Start Material for the task
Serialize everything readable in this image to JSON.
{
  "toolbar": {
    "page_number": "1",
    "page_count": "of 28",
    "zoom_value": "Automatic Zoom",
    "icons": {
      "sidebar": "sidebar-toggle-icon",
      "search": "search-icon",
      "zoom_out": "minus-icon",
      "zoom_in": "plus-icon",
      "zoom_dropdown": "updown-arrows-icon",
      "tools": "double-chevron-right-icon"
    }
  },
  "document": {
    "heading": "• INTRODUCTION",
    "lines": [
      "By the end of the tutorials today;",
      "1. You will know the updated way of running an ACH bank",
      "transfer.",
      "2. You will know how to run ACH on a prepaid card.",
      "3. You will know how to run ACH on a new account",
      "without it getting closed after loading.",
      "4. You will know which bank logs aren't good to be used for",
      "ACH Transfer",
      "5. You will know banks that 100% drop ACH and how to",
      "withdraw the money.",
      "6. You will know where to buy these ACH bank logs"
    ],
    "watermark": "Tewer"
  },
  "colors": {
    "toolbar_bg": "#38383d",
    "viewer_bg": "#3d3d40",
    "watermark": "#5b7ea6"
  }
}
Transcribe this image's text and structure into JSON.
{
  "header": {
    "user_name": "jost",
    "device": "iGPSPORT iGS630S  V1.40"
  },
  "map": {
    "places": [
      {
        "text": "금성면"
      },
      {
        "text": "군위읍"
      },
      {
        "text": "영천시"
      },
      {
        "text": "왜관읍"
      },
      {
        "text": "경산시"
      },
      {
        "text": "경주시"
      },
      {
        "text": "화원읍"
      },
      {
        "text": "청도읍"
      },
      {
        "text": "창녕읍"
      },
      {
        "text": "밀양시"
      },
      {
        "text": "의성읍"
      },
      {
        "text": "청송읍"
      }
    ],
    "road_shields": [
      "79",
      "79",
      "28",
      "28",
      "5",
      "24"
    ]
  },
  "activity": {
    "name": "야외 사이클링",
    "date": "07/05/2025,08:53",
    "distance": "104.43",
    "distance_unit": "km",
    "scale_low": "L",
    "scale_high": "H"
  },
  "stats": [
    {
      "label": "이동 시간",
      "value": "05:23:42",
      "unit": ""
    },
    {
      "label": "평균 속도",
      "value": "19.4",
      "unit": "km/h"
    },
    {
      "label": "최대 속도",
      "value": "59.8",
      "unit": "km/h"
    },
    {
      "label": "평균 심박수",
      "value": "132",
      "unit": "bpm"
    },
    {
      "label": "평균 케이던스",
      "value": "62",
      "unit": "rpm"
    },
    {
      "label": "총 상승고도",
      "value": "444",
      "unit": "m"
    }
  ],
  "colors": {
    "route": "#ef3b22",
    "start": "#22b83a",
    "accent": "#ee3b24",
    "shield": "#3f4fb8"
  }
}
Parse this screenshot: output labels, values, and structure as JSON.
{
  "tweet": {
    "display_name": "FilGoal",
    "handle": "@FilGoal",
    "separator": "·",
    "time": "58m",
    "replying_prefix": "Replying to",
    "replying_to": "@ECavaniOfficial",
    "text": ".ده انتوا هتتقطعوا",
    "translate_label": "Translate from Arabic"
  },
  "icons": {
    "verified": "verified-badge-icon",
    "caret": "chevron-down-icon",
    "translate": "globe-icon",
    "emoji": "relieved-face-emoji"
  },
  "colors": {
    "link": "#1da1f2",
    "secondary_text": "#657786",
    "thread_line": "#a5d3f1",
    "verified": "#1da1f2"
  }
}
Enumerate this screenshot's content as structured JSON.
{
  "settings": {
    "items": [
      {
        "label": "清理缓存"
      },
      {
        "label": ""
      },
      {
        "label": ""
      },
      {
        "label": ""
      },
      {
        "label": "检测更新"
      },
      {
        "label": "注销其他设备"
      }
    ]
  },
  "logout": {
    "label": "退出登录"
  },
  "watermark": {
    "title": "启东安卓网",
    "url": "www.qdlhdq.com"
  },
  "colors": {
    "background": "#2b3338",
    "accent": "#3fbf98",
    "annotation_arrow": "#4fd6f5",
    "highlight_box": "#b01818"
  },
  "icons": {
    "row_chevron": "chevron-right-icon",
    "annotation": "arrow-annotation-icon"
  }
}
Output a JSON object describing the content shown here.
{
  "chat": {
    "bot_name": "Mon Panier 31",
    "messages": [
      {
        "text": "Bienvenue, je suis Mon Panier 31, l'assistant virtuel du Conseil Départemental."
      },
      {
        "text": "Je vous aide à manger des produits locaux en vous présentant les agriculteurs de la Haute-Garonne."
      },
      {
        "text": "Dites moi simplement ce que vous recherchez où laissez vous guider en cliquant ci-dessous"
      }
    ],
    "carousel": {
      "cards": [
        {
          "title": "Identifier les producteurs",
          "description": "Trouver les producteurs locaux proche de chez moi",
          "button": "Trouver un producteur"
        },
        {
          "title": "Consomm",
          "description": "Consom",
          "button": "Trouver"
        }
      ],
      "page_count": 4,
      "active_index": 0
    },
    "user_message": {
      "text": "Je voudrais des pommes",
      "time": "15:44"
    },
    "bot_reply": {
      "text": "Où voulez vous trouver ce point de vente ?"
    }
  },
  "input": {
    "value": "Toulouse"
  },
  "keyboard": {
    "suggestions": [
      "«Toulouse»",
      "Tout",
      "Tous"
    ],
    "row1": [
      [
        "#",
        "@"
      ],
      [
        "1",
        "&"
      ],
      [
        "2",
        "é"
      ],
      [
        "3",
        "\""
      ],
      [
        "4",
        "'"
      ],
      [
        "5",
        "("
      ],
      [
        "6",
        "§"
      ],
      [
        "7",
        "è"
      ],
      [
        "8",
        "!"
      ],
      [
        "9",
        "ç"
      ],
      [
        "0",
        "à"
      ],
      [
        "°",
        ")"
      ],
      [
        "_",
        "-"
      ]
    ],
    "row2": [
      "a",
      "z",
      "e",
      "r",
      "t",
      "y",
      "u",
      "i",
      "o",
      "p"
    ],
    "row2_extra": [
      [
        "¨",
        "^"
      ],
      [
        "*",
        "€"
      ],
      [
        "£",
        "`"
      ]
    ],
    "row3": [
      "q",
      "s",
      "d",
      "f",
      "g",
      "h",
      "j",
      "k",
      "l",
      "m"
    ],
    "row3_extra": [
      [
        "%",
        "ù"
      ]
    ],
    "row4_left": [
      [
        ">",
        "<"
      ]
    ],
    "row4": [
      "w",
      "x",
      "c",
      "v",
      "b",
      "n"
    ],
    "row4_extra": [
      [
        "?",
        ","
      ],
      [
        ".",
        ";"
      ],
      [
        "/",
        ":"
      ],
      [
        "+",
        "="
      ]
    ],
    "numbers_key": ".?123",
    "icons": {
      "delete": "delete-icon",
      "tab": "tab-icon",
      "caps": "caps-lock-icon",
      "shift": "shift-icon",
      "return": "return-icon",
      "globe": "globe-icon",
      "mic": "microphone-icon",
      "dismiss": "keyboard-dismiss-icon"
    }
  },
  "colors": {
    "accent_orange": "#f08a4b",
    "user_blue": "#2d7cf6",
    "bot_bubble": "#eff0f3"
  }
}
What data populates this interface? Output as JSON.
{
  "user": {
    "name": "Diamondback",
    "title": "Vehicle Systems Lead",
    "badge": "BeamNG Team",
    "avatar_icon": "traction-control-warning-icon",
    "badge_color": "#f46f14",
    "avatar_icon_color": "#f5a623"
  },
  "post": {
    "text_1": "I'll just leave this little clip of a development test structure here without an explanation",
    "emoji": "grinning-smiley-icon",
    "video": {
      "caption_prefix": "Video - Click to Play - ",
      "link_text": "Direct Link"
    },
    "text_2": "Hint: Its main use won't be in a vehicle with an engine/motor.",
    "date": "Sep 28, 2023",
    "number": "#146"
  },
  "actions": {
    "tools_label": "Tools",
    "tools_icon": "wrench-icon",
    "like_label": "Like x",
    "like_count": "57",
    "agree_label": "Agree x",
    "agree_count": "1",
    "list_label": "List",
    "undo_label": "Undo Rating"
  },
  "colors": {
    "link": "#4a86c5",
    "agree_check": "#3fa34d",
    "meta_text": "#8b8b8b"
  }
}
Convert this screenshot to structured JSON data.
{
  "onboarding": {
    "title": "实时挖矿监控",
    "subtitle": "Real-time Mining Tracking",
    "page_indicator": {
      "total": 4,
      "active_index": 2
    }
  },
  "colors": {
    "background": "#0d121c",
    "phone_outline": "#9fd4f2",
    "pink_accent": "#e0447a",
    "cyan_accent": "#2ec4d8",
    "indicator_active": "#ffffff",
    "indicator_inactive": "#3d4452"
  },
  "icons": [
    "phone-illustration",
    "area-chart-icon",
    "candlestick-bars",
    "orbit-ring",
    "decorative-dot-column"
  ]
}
End Material for the task
» Aim of the exercise
Give the number of lines in the entries that hold the word "structured", and nothing else.

» Task response
2